» **The request**:
Rename "Sample Metric Tree" to "Demo Metric Tree" in the items from the start through the line that contains "submenu-item-show-metric-chart[interactable]: Show Metric", and reproduce only those lines with every other character left unchanged.

» **Input material**:
________
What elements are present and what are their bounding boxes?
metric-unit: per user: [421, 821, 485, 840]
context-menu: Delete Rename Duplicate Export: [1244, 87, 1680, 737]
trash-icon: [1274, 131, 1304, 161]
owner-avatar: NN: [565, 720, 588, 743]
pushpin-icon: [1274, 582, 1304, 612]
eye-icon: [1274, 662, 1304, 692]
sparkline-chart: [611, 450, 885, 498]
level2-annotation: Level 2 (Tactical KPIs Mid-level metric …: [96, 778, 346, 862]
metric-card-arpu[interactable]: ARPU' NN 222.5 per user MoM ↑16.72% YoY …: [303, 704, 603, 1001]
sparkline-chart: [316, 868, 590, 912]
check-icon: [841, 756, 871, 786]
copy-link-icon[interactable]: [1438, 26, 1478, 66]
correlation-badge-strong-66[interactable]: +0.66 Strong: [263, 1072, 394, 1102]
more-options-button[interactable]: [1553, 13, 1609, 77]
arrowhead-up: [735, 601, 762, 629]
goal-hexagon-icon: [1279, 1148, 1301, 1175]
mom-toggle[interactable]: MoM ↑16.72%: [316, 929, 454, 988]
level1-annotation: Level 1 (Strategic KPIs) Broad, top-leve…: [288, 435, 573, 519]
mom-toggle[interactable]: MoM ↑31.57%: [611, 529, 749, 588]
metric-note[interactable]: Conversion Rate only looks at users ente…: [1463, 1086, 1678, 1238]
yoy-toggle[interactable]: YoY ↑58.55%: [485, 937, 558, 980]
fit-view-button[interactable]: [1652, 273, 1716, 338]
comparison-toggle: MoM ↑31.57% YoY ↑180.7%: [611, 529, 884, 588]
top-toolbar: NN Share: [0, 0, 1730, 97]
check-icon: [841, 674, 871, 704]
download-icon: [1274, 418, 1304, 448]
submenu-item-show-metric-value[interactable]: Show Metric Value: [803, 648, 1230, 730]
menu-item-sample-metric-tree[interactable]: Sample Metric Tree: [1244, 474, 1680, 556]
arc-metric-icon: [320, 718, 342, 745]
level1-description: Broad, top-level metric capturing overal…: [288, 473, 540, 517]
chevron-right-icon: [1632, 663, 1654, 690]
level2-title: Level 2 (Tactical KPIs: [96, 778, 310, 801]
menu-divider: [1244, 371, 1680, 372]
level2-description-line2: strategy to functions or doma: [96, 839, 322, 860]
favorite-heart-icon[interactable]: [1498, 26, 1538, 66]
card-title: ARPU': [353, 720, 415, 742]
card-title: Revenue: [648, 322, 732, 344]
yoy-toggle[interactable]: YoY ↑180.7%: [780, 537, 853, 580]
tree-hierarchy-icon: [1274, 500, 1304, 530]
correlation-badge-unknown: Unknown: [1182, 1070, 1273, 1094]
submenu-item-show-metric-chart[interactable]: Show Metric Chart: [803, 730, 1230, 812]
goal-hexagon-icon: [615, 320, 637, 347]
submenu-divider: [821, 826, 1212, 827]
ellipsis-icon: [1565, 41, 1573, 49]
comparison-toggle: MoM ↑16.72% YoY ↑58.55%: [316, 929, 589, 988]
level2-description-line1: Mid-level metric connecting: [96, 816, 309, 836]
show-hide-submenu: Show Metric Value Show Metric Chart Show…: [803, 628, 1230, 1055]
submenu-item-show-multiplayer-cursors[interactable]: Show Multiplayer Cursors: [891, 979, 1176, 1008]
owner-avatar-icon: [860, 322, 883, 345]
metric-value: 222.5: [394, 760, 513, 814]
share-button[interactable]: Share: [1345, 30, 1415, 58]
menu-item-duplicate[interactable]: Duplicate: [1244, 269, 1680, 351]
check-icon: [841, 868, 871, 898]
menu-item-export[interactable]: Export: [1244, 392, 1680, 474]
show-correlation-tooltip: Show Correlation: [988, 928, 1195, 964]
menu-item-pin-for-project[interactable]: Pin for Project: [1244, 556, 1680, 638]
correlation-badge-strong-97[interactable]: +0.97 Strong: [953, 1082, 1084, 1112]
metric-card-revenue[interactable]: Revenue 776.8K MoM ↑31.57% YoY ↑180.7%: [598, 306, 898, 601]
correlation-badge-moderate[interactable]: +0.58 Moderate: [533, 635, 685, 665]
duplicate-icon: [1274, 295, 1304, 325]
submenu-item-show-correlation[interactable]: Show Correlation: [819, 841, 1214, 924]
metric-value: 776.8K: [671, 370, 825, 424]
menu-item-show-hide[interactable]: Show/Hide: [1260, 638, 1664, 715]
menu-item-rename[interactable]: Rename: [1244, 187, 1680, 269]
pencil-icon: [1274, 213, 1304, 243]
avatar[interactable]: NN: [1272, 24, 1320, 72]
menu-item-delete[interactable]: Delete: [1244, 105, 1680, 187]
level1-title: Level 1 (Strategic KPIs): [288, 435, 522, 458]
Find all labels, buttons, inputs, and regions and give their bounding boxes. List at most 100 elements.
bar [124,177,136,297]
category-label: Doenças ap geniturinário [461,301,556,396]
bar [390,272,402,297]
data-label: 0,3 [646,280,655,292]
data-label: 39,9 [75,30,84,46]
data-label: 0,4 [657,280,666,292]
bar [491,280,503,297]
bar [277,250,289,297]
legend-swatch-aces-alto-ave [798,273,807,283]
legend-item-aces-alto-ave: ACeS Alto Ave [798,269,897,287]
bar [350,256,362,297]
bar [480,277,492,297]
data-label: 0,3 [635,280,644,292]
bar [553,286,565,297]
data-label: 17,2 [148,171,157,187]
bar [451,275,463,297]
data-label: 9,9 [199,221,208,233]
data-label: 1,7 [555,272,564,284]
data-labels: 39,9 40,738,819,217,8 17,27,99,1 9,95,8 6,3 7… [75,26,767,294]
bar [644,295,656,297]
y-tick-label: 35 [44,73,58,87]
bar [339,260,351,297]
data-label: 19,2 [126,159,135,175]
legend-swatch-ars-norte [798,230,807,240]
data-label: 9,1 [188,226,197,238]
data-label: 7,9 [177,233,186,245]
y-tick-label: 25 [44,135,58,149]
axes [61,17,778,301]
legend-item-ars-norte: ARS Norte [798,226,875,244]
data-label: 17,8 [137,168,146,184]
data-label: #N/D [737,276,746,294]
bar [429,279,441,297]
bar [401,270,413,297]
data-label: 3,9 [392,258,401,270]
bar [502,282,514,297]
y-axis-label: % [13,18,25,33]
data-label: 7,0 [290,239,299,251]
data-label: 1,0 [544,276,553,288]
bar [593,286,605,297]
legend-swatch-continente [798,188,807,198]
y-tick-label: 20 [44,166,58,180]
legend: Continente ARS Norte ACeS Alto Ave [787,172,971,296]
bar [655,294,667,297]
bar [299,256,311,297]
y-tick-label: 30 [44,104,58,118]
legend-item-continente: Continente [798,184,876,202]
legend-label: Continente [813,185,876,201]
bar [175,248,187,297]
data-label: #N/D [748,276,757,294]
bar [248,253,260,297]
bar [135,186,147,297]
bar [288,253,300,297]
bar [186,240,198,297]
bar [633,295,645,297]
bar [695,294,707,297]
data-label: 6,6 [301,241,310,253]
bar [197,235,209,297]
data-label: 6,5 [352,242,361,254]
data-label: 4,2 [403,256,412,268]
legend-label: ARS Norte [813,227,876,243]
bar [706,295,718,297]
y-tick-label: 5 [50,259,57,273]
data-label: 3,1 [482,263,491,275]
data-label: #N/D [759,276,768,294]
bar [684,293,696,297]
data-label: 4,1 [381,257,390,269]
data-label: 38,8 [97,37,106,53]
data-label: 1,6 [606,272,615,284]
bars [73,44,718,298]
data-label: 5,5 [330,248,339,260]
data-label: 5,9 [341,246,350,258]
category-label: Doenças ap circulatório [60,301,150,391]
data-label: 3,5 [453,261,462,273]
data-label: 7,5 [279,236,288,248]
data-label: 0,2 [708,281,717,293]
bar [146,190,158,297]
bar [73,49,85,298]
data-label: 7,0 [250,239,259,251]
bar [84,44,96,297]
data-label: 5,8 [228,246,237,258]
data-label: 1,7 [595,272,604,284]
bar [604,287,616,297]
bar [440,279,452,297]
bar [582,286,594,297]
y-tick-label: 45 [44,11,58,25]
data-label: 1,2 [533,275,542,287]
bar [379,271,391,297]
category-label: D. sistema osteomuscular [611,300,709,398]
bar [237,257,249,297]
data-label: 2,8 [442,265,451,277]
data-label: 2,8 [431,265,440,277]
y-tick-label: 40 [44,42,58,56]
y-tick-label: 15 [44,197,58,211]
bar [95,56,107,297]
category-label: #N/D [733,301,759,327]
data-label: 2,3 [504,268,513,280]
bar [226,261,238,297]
________
» **Correct response**:
What elements are present and what are their bounding boxes?
metric-unit: per user: [421, 821, 485, 840]
context-menu: Delete Rename Duplicate Export: [1244, 87, 1680, 737]
trash-icon: [1274, 131, 1304, 161]
owner-avatar: NN: [565, 720, 588, 743]
pushpin-icon: [1274, 582, 1304, 612]
eye-icon: [1274, 662, 1304, 692]
sparkline-chart: [611, 450, 885, 498]
level2-annotation: Level 2 (Tactical KPIs Mid-level metric …: [96, 778, 346, 862]
metric-card-arpu[interactable]: ARPU' NN 222.5 per user MoM ↑16.72% YoY …: [303, 704, 603, 1001]
sparkline-chart: [316, 868, 590, 912]
check-icon: [841, 756, 871, 786]
copy-link-icon[interactable]: [1438, 26, 1478, 66]
correlation-badge-strong-66[interactable]: +0.66 Strong: [263, 1072, 394, 1102]
more-options-button[interactable]: [1553, 13, 1609, 77]
arrowhead-up: [735, 601, 762, 629]
goal-hexagon-icon: [1279, 1148, 1301, 1175]
mom-toggle[interactable]: MoM ↑16.72%: [316, 929, 454, 988]
level1-annotation: Level 1 (Strategic KPIs) Broad, top-leve…: [288, 435, 573, 519]
mom-toggle[interactable]: MoM ↑31.57%: [611, 529, 749, 588]
metric-note[interactable]: Conversion Rate only looks at users ente…: [1463, 1086, 1678, 1238]
yoy-toggle[interactable]: YoY ↑58.55%: [485, 937, 558, 980]
fit-view-button[interactable]: [1652, 273, 1716, 338]
comparison-toggle: MoM ↑31.57% YoY ↑180.7%: [611, 529, 884, 588]
top-toolbar: NN Share: [0, 0, 1730, 97]
check-icon: [841, 674, 871, 704]
download-icon: [1274, 418, 1304, 448]
submenu-item-show-metric-value[interactable]: Show Metric Value: [803, 648, 1230, 730]
menu-item-sample-metric-tree[interactable]: Demo Metric Tree: [1244, 474, 1680, 556]
arc-metric-icon: [320, 718, 342, 745]
level1-description: Broad, top-level metric capturing overal…: [288, 473, 540, 517]
chevron-right-icon: [1632, 663, 1654, 690]
level2-title: Level 2 (Tactical KPIs: [96, 778, 310, 801]
menu-divider: [1244, 371, 1680, 372]
level2-description-line2: strategy to functions or doma: [96, 839, 322, 860]
favorite-heart-icon[interactable]: [1498, 26, 1538, 66]
card-title: ARPU': [353, 720, 415, 742]
card-title: Revenue: [648, 322, 732, 344]
yoy-toggle[interactable]: YoY ↑180.7%: [780, 537, 853, 580]
tree-hierarchy-icon: [1274, 500, 1304, 530]
correlation-badge-unknown: Unknown: [1182, 1070, 1273, 1094]
submenu-item-show-metric-chart[interactable]: Show Metric Chart: [803, 730, 1230, 812]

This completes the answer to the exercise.